### Exercises
a: Write out the passage on Trant's retreat behind the Vouga word for word, from its first sentence to its last.
b: Give again, word for word, the rows starting at the very first row and stopping after the row that contains "avatar[interactable] — [119, 248, 161, 290]", with both of those rows included and no others.

### Quoted passage
#####

On the evening of the 28th the enemy’s cavalry entered Boyalva, driving in a piquet of the Light Dragoons. It is an open village, on the western slope of the hill, where there is no defile, and where the ground is not broken. Trant was then at Sardam, where, during the following day and night, he occupied one half the united villages, the enemy’s cavalry occupying the other. As he could no longer be of service here, and was aware that he should be attacked in the course of the day if he remained longer, early on the 30th he resolved to retire behind the Vouga. La Croix, who, with a column of horse, was scouring the country upon the right flank of the invading army, fell in with his outposts, attacked them, and drove them in with the loss of one officer and five-and-twenty men22. The infantry, by good fortune, had effected their passage; they formed in defence of the bridge, and La Croix having no infantry, did not attempt to force it. The Vouga was at this time fordable, and therefore Trant marched in the night to Oliveira, on the Porto road, from whence, if it should be necessary, he could in one day reach the Douro, and cross it for the defence of that city. There were then no other troops to defend it, and if the enemy had pursued, Porto might have been a second time in their power. That this was not done is not surprising, because it did not consist with the scheme of Massena’s operations; but that the French should have neglected so fair an opportunity of dispersing Trant’s force, which if not dispersed might be expected presently to harass their rear, must be accounted among those errors with which the whole course of human events is marked, and in which the religious mind perceives the superintendence of a higher power than man.

#####

### Input material
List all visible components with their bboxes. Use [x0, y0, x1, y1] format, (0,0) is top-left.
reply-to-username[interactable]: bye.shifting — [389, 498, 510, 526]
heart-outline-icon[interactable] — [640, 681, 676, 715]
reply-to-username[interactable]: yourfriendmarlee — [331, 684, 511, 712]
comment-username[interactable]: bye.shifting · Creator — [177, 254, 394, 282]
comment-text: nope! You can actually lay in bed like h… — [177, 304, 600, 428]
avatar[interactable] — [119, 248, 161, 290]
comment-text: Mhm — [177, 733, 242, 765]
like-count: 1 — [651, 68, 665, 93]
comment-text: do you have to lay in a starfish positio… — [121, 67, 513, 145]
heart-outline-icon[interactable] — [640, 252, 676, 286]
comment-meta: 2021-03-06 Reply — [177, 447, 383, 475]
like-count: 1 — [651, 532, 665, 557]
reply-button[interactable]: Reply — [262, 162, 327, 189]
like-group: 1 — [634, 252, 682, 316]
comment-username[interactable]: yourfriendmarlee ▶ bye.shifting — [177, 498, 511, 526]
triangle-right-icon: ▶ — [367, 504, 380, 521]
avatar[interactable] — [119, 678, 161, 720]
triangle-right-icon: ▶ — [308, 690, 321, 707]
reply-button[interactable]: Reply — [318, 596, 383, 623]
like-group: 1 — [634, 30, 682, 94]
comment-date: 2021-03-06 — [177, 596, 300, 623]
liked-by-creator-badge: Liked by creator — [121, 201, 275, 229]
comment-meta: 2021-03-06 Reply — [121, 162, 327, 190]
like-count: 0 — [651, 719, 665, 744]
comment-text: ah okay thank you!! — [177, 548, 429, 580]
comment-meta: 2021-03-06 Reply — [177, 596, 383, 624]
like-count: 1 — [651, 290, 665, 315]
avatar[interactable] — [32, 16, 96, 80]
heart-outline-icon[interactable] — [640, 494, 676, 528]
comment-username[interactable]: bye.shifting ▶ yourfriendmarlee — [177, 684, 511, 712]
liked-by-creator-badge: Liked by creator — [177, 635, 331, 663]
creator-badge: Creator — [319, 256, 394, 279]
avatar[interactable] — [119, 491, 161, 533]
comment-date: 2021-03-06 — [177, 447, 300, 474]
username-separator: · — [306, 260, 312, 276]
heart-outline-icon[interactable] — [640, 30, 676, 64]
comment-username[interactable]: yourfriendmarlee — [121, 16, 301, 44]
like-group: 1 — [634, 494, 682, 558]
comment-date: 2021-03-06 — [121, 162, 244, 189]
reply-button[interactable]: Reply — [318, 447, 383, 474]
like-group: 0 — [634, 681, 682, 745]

#####

### Problem solutions
a:
On the evening of the 28th the enemy’s cavalry entered Boyalva, driving in a piquet of the Light Dragoons. It is an open village, on the western slope of the hill, where there is no defile, and where the ground is not broken. Trant was then at Sardam, where, during the following day and night, he occupied one half the united villages, the enemy’s cavalry occupying the other. As he could no longer be of service here, and was aware that he should be attacked in the course of the day if he remained longer, early on the 30th he resolved to retire behind the Vouga. La Croix, who, with a column of horse, was scouring the country upon the right flank of the invading army, fell in with his outposts, attacked them, and drove them in with the loss of one officer and five-and-twenty men22. The infantry, by good fortune, had effected their passage; they formed in defence of the bridge, and La Croix having no infantry, did not attempt to force it. The Vouga was at this time fordable, and therefore Trant marched in the night to Oliveira, on the Porto road, from whence, if it should be necessary, he could in one day reach the Douro, and cross it for the defence of that city. There were then no other troops to defend it, and if the enemy had pursued, Porto might have been a second time in their power. That this was not done is not surprising, because it did not consist with the scheme of Massena’s operations; but that the French should have neglected so fair an opportunity of dispersing Trant’s force, which if not dispersed might be expected presently to harass their rear, must be accounted among those errors with which the whole course of human events is marked, and in which the religious mind perceives the superintendence of a higher power than man.

b:
List all visible components with their bboxes. Use [x0, y0, x1, y1] format, (0,0) is top-left.
reply-to-username[interactable]: bye.shifting — [389, 498, 510, 526]
heart-outline-icon[interactable] — [640, 681, 676, 715]
reply-to-username[interactable]: yourfriendmarlee — [331, 684, 511, 712]
comment-username[interactable]: bye.shifting · Creator — [177, 254, 394, 282]
comment-text: nope! You can actually lay in bed like h… — [177, 304, 600, 428]
avatar[interactable] — [119, 248, 161, 290]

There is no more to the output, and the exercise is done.